[Records for the exercise start]

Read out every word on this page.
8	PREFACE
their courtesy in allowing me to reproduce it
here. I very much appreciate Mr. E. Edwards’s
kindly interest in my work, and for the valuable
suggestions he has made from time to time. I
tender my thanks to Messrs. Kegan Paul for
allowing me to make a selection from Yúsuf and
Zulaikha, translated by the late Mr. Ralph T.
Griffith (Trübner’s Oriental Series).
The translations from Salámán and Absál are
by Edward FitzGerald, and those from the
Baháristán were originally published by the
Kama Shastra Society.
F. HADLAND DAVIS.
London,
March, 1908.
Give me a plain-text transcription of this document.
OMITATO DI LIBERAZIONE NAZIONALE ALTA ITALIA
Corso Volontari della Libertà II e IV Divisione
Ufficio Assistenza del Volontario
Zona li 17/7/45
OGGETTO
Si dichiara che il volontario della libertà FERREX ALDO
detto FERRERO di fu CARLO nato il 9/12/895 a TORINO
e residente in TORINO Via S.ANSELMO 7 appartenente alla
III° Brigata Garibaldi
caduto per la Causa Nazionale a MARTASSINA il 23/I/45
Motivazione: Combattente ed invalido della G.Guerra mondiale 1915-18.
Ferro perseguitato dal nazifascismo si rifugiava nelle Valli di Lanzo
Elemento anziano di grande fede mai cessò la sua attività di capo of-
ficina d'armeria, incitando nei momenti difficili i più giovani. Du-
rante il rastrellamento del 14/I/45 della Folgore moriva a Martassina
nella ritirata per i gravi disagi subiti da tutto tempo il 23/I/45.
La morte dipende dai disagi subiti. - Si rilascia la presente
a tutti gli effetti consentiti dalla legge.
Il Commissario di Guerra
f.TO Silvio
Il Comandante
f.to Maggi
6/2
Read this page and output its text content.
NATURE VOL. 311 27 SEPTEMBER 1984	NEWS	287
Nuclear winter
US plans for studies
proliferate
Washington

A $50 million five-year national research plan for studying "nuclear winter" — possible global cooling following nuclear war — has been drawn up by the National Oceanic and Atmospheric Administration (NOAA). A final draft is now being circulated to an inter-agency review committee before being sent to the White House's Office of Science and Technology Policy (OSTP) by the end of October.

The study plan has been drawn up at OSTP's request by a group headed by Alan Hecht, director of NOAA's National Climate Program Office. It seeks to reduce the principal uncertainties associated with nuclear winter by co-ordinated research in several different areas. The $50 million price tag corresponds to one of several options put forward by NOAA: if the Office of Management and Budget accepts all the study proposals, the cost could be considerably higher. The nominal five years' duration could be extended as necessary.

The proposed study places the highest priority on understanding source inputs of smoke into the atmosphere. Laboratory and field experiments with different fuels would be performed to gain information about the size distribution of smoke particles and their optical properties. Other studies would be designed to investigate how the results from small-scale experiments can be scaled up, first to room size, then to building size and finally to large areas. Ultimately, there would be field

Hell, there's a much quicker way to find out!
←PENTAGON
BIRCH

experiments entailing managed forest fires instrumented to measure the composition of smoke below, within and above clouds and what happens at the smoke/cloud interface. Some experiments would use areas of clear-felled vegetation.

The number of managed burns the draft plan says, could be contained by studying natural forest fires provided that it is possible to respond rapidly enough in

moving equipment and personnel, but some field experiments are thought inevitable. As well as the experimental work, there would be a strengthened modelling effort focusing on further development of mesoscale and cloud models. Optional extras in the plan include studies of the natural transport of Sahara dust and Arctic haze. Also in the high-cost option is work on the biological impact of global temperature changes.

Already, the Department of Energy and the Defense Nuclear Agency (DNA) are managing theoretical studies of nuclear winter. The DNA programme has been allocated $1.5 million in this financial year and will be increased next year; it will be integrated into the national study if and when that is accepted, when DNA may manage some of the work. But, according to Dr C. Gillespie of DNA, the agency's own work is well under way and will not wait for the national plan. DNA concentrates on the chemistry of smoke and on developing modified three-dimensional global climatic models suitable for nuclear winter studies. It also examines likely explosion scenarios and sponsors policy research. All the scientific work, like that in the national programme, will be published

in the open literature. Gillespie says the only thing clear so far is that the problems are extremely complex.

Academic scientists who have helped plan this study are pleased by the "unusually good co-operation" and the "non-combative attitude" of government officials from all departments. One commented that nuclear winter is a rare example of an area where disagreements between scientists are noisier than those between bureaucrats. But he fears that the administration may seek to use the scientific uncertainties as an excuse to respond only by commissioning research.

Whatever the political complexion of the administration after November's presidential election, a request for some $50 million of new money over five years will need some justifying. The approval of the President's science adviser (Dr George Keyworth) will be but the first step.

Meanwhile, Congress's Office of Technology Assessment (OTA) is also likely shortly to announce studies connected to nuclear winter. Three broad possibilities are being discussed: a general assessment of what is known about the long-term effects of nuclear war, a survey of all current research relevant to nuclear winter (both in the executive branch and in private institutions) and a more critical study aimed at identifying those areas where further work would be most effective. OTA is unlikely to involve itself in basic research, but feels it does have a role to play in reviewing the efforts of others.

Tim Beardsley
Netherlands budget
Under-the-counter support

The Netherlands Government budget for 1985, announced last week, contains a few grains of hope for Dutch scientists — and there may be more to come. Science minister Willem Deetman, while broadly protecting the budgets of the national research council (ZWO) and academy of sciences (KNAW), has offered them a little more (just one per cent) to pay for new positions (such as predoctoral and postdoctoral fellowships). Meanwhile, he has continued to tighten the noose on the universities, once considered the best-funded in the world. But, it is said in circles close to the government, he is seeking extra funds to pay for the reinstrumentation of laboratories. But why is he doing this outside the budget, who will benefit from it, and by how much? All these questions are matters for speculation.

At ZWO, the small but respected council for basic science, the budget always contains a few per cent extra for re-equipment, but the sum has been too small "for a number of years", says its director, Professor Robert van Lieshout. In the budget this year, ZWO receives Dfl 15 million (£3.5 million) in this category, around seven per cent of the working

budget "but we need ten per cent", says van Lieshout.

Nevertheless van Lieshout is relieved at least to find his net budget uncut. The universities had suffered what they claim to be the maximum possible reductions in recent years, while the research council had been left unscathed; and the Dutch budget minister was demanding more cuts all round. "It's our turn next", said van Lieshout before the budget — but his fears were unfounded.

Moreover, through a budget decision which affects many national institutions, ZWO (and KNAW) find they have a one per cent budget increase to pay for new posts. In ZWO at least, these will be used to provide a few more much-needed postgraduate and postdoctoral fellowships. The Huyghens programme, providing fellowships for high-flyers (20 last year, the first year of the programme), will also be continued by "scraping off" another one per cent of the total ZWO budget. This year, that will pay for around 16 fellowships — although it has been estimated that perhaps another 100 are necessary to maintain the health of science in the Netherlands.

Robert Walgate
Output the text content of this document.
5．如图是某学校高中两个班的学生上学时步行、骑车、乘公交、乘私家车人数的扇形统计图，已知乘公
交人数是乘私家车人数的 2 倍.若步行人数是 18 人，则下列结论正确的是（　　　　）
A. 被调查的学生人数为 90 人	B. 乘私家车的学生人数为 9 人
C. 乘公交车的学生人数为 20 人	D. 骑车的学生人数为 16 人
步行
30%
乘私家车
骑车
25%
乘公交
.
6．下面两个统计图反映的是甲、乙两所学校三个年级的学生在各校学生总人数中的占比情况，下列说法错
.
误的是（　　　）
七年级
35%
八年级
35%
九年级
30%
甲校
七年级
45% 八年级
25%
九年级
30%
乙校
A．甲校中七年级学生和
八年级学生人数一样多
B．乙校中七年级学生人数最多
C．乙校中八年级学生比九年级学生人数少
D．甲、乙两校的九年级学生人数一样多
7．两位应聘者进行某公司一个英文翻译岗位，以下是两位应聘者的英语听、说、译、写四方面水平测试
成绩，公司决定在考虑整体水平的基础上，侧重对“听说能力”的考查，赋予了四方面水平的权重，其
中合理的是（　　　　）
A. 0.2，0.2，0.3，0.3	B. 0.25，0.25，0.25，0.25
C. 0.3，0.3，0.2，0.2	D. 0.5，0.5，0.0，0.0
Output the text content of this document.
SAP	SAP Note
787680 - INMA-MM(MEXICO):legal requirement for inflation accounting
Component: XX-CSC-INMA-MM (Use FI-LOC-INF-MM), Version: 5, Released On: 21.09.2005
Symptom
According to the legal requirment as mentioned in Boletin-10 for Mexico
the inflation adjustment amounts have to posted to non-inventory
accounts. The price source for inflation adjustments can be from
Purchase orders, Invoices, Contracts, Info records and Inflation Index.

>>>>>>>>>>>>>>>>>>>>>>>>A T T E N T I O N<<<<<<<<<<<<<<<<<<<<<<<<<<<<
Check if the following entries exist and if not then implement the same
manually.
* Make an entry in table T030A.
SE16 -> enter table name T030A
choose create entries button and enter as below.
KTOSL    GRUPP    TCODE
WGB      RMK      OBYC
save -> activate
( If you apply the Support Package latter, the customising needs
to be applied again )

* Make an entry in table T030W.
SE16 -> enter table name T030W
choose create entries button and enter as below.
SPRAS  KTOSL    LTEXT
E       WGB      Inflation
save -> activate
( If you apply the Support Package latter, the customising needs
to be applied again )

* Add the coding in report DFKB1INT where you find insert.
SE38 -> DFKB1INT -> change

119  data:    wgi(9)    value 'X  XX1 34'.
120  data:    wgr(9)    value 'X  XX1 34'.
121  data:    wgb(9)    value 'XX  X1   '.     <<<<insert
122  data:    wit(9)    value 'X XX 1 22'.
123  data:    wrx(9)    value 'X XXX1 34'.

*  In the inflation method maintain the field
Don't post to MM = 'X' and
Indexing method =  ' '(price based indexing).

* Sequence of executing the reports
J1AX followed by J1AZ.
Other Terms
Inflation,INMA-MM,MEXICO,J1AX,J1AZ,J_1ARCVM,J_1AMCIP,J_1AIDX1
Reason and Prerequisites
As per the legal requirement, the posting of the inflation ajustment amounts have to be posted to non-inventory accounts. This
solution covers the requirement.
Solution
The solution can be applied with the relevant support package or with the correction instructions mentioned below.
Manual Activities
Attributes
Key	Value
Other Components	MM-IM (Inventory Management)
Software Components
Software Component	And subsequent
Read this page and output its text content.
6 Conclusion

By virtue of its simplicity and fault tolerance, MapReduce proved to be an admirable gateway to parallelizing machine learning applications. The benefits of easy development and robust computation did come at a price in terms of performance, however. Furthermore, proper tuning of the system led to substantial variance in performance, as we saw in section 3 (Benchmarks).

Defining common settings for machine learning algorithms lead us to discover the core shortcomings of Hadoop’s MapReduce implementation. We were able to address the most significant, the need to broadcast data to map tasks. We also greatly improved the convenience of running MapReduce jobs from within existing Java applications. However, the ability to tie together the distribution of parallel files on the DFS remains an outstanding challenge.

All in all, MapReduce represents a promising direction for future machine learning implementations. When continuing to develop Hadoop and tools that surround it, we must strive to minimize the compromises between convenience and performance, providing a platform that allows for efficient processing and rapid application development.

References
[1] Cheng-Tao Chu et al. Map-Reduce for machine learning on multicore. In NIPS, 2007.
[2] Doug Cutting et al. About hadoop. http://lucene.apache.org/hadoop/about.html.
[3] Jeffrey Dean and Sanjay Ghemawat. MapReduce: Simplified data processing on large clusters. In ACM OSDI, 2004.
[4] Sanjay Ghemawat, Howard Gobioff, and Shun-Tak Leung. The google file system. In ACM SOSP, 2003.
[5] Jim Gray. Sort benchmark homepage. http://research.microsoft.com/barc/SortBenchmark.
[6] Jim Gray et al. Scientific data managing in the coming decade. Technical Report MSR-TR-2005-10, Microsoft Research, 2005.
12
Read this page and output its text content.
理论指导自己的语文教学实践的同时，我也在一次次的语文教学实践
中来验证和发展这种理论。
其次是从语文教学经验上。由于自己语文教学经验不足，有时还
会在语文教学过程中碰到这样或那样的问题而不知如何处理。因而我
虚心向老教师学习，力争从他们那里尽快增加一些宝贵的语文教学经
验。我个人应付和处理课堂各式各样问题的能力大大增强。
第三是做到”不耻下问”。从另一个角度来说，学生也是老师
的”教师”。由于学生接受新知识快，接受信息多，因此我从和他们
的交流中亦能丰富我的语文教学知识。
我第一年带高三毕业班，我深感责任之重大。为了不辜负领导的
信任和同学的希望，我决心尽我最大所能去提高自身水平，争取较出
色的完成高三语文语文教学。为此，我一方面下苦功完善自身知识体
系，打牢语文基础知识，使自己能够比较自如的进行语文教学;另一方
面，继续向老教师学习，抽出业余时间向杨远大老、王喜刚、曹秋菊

[Records for the exercise end]

_Directions_
All lines that include "relevant" are to be gathered and copied.

_Right answer_
Meanwhile, Congress's Office of Technology Assessment (OTA) is also likely shortly to announce studies connected to nuclear winter. Three broad possibilities are being discussed: a general assessment of what is known about the long-term effects of nuclear war, a survey of all current research relevant to nuclear winter (both in the executive branch and in private institutions) and a more critical study aimed at identifying those areas where further work would be most effective. OTA is unlikely to involve itself in basic research, but feels it does have a role to play in reviewing the efforts of others.
The solution can be applied with the relevant support package or with the correction instructions mentioned below.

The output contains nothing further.